=== LISTED ENTRIES ===
☆ ☆ ☆ ☆ ☆ ☆ ☆

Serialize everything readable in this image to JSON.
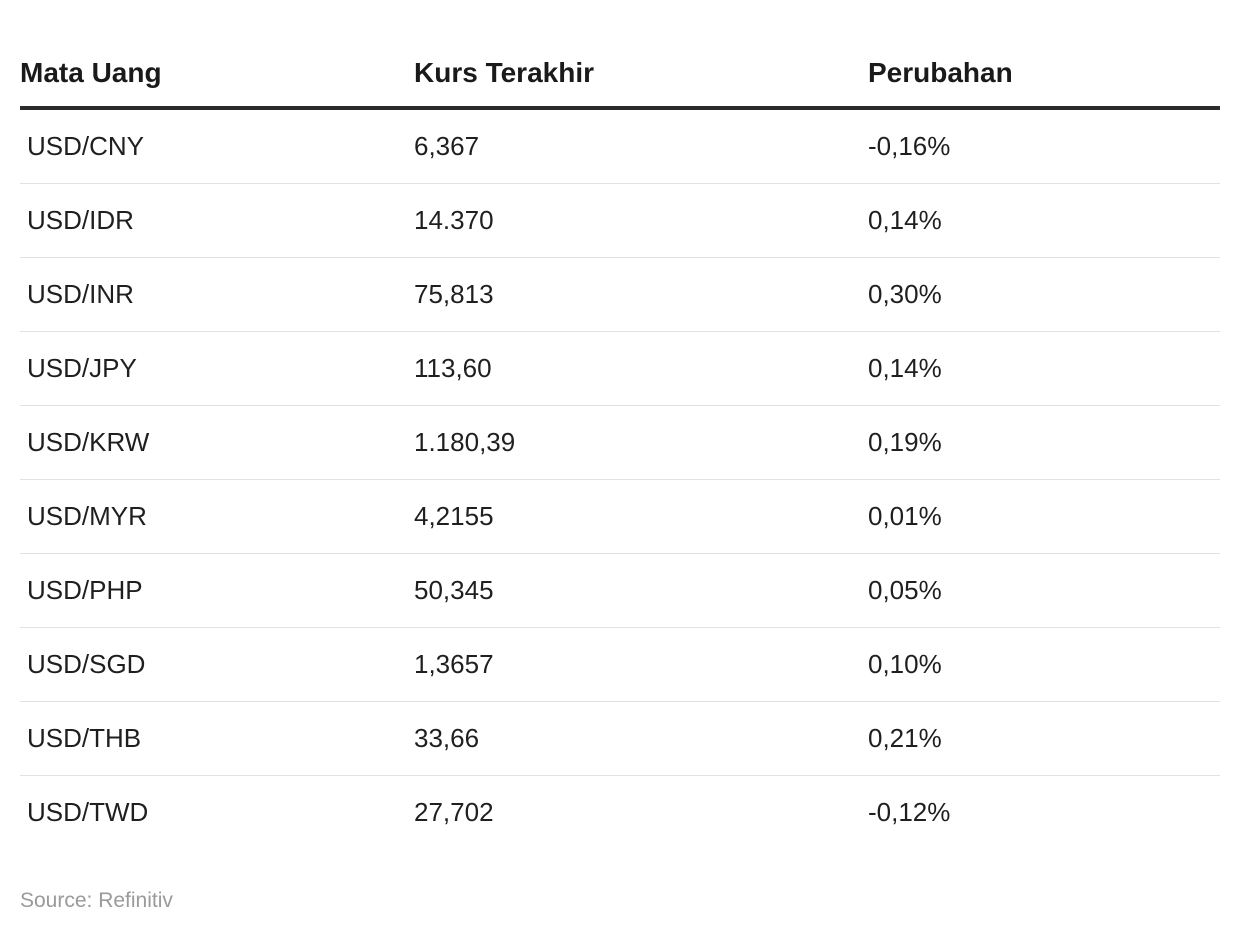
{
  "chart_data": {
    "type": "table",
    "columns": [
      "Mata Uang",
      "Kurs Terakhir",
      "Perubahan"
    ],
    "rows": [
      [
        "USD/CNY",
        "6,367",
        "-0,16%"
      ],
      [
        "USD/IDR",
        "14.370",
        "0,14%"
      ],
      [
        "USD/INR",
        "75,813",
        "0,30%"
      ],
      [
        "USD/JPY",
        "113,60",
        "0,14%"
      ],
      [
        "USD/KRW",
        "1.180,39",
        "0,19%"
      ],
      [
        "USD/MYR",
        "4,2155",
        "0,01%"
      ],
      [
        "USD/PHP",
        "50,345",
        "0,05%"
      ],
      [
        "USD/SGD",
        "1,3657",
        "0,10%"
      ],
      [
        "USD/THB",
        "33,66",
        "0,21%"
      ],
      [
        "USD/TWD",
        "27,702",
        "-0,12%"
      ]
    ],
    "source": "Source: Refinitiv"
  }
}
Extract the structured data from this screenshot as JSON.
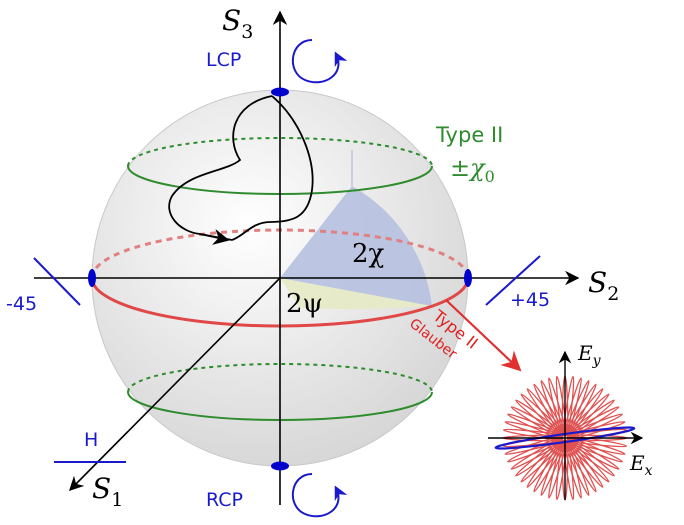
{
  "axes": {
    "s1": {
      "symbol": "S",
      "subscript": "1"
    },
    "s2": {
      "symbol": "S",
      "subscript": "2"
    },
    "s3": {
      "symbol": "S",
      "subscript": "3"
    }
  },
  "poles": {
    "north": "LCP",
    "south": "RCP"
  },
  "equator_points": {
    "left": "-45",
    "right": "+45",
    "front": "H"
  },
  "angles": {
    "latitude": "2χ",
    "longitude": "2ψ"
  },
  "type_ii_circles": {
    "title": "Type II",
    "value": "±χ",
    "value_subscript": "0"
  },
  "type_ii_glauber": {
    "line1": "Type II",
    "line2": "Glauber"
  },
  "field_axes": {
    "ex": {
      "symbol": "E",
      "subscript": "x"
    },
    "ey": {
      "symbol": "E",
      "subscript": "y"
    }
  },
  "colors": {
    "axis": "#000000",
    "sphere": "#dcdcdc",
    "equator": "#e05050",
    "type_ii_circle": "#2e8b2e",
    "markers": "#0000cc",
    "blue_text": "#1a1acc",
    "green_text": "#2e8b2e",
    "red_text": "#e02020",
    "wedge_latitude": "#b8c4e0",
    "wedge_longitude": "#e8ecc8",
    "glauber_star": "#e05050",
    "glauber_ellipse": "#1a1acc"
  }
}
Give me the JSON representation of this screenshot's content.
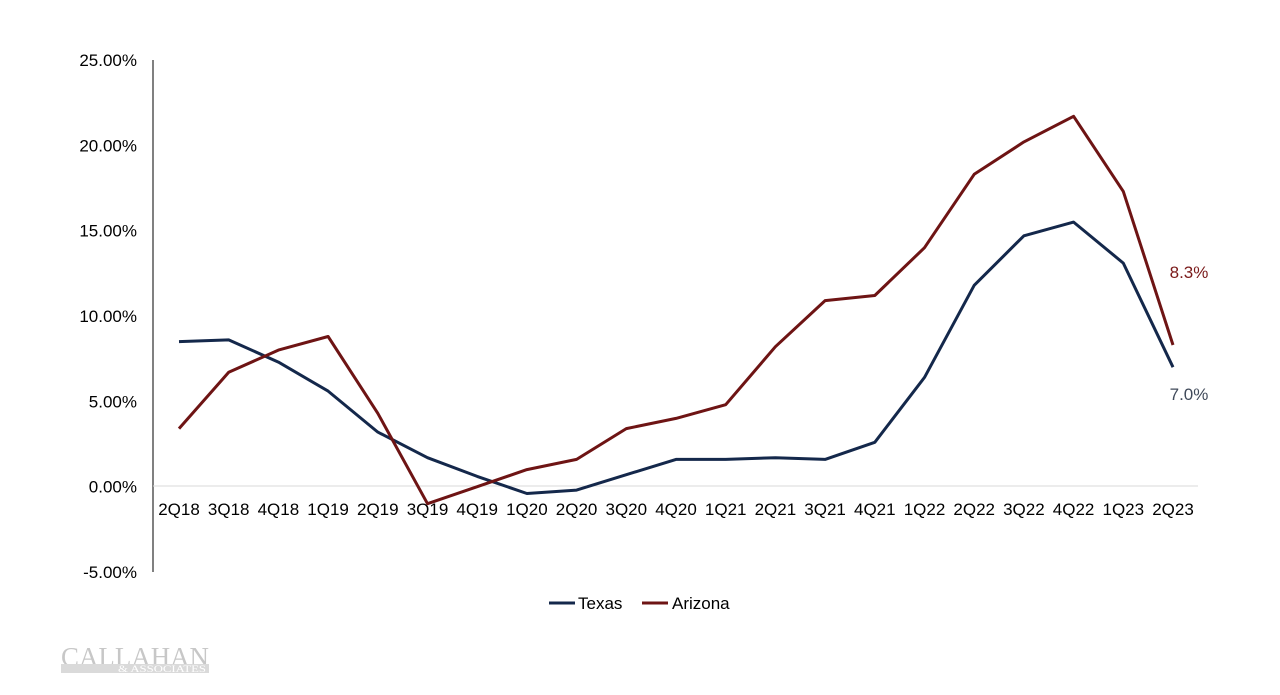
{
  "chart_data": {
    "type": "line",
    "title": "",
    "xlabel": "",
    "ylabel": "",
    "ylim": [
      -5,
      25
    ],
    "y_ticks": [
      25,
      20,
      15,
      10,
      5,
      0,
      -5
    ],
    "y_tick_labels": [
      "25.00%",
      "20.00%",
      "15.00%",
      "10.00%",
      "5.00%",
      "0.00%",
      "-5.00%"
    ],
    "categories": [
      "2Q18",
      "3Q18",
      "4Q18",
      "1Q19",
      "2Q19",
      "3Q19",
      "4Q19",
      "1Q20",
      "2Q20",
      "3Q20",
      "4Q20",
      "1Q21",
      "2Q21",
      "3Q21",
      "4Q21",
      "1Q22",
      "2Q22",
      "3Q22",
      "4Q22",
      "1Q23",
      "2Q23"
    ],
    "series": [
      {
        "name": "Texas",
        "color": "#14284b",
        "values": [
          8.5,
          8.6,
          7.3,
          5.6,
          3.2,
          1.7,
          0.6,
          -0.4,
          -0.2,
          0.7,
          1.6,
          1.6,
          1.7,
          1.6,
          2.6,
          6.4,
          11.8,
          14.7,
          15.5,
          13.1,
          7.0
        ],
        "end_label": "7.0%"
      },
      {
        "name": "Arizona",
        "color": "#6e1414",
        "values": [
          3.4,
          6.7,
          8.0,
          8.8,
          4.3,
          -1.0,
          0.0,
          1.0,
          1.6,
          3.4,
          4.0,
          4.8,
          8.2,
          10.9,
          11.2,
          14.0,
          18.3,
          20.2,
          21.7,
          17.3,
          8.3
        ],
        "end_label": "8.3%"
      }
    ],
    "legend_position": "bottom-center",
    "grid": false
  },
  "watermark": {
    "name": "CALLAHAN",
    "sub": "& ASSOCIATES"
  }
}
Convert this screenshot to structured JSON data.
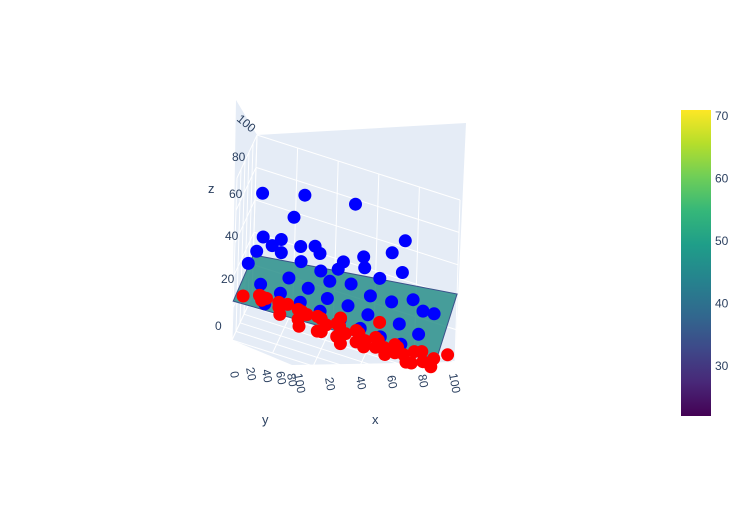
{
  "chart_data": {
    "type": "scatter3d",
    "x_axis": {
      "label": "x",
      "ticks": [
        "0",
        "20",
        "40",
        "60",
        "80",
        "100"
      ],
      "range": [
        0,
        100
      ]
    },
    "y_axis": {
      "label": "y",
      "ticks": [
        "0",
        "20",
        "40",
        "60",
        "80",
        "100"
      ],
      "range": [
        0,
        100
      ]
    },
    "z_axis": {
      "label": "z",
      "ticks": [
        "0",
        "20",
        "40",
        "60",
        "80",
        "100"
      ],
      "range": [
        0,
        100
      ]
    },
    "colorbar": {
      "ticks": [
        "30",
        "40",
        "50",
        "60",
        "70"
      ],
      "range": [
        22,
        71
      ],
      "colorscale": "viridis"
    },
    "surface": {
      "type": "plane",
      "color": "#2a8f8a"
    },
    "series": [
      {
        "color": "#0000ff",
        "points": [
          [
            50,
            90,
            80
          ],
          [
            25,
            92,
            75
          ],
          [
            5,
            85,
            70
          ],
          [
            75,
            88,
            68
          ],
          [
            22,
            70,
            66
          ],
          [
            70,
            75,
            62
          ],
          [
            35,
            45,
            60
          ],
          [
            50,
            35,
            59
          ],
          [
            60,
            40,
            58
          ],
          [
            10,
            40,
            57
          ],
          [
            15,
            35,
            55
          ],
          [
            20,
            30,
            54
          ],
          [
            30,
            28,
            53
          ],
          [
            40,
            25,
            52
          ],
          [
            85,
            30,
            51
          ],
          [
            55,
            25,
            50
          ],
          [
            45,
            20,
            49
          ],
          [
            65,
            20,
            48
          ],
          [
            75,
            25,
            47
          ],
          [
            90,
            30,
            46
          ],
          [
            95,
            35,
            45
          ],
          [
            5,
            20,
            44
          ],
          [
            25,
            20,
            43
          ],
          [
            35,
            15,
            42
          ],
          [
            45,
            10,
            41
          ],
          [
            55,
            12,
            40
          ],
          [
            65,
            10,
            39
          ],
          [
            80,
            15,
            38
          ],
          [
            90,
            10,
            37
          ],
          [
            12,
            12,
            36
          ],
          [
            22,
            10,
            35
          ],
          [
            32,
            8,
            34
          ],
          [
            42,
            6,
            33
          ],
          [
            52,
            5,
            32
          ],
          [
            62,
            4,
            31
          ],
          [
            72,
            3,
            30
          ],
          [
            82,
            5,
            29
          ],
          [
            92,
            6,
            28
          ],
          [
            15,
            5,
            27
          ],
          [
            48,
            30,
            55
          ],
          [
            58,
            55,
            60
          ],
          [
            18,
            50,
            56
          ],
          [
            28,
            45,
            57
          ],
          [
            38,
            40,
            58
          ],
          [
            68,
            35,
            56
          ],
          [
            78,
            45,
            61
          ],
          [
            8,
            30,
            50
          ]
        ]
      },
      {
        "color": "#ff0000",
        "points": [
          [
            80,
            10,
            25
          ],
          [
            70,
            15,
            24
          ],
          [
            60,
            20,
            23
          ],
          [
            50,
            25,
            22
          ],
          [
            90,
            30,
            21
          ],
          [
            40,
            35,
            20
          ],
          [
            30,
            40,
            19
          ],
          [
            20,
            45,
            18
          ],
          [
            10,
            50,
            17
          ],
          [
            95,
            40,
            16
          ],
          [
            85,
            45,
            15
          ],
          [
            75,
            50,
            14
          ],
          [
            65,
            55,
            13
          ],
          [
            55,
            60,
            12
          ],
          [
            45,
            65,
            11
          ],
          [
            35,
            70,
            10
          ],
          [
            25,
            75,
            9
          ],
          [
            15,
            80,
            8
          ],
          [
            5,
            85,
            7
          ],
          [
            88,
            60,
            6
          ],
          [
            78,
            65,
            5
          ],
          [
            68,
            70,
            4
          ],
          [
            58,
            75,
            3
          ],
          [
            48,
            80,
            2
          ],
          [
            38,
            85,
            2
          ],
          [
            28,
            90,
            3
          ],
          [
            18,
            95,
            4
          ],
          [
            8,
            90,
            5
          ],
          [
            92,
            55,
            8
          ],
          [
            82,
            35,
            10
          ],
          [
            72,
            30,
            12
          ],
          [
            62,
            25,
            14
          ],
          [
            52,
            10,
            16
          ],
          [
            42,
            15,
            18
          ],
          [
            32,
            5,
            20
          ],
          [
            22,
            10,
            22
          ],
          [
            12,
            20,
            24
          ],
          [
            2,
            30,
            20
          ],
          [
            96,
            15,
            18
          ],
          [
            86,
            20,
            15
          ],
          [
            76,
            40,
            12
          ],
          [
            66,
            45,
            10
          ],
          [
            56,
            50,
            8
          ],
          [
            46,
            55,
            6
          ],
          [
            36,
            60,
            4
          ],
          [
            26,
            65,
            6
          ],
          [
            16,
            70,
            8
          ],
          [
            6,
            75,
            10
          ],
          [
            99,
            70,
            12
          ],
          [
            64,
            85,
            14
          ],
          [
            44,
            95,
            6
          ]
        ]
      }
    ]
  }
}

☆ ☆ ☆ ☆ ☆ ☆ ☆

Return each line of the data that contains the string "this".

Serialize everything readable in this image to JSON.
Extract the structured data from this screenshot as JSON.
Give me the JSON representation of this screenshot's content.
Convert this screenshot to structured JSON data.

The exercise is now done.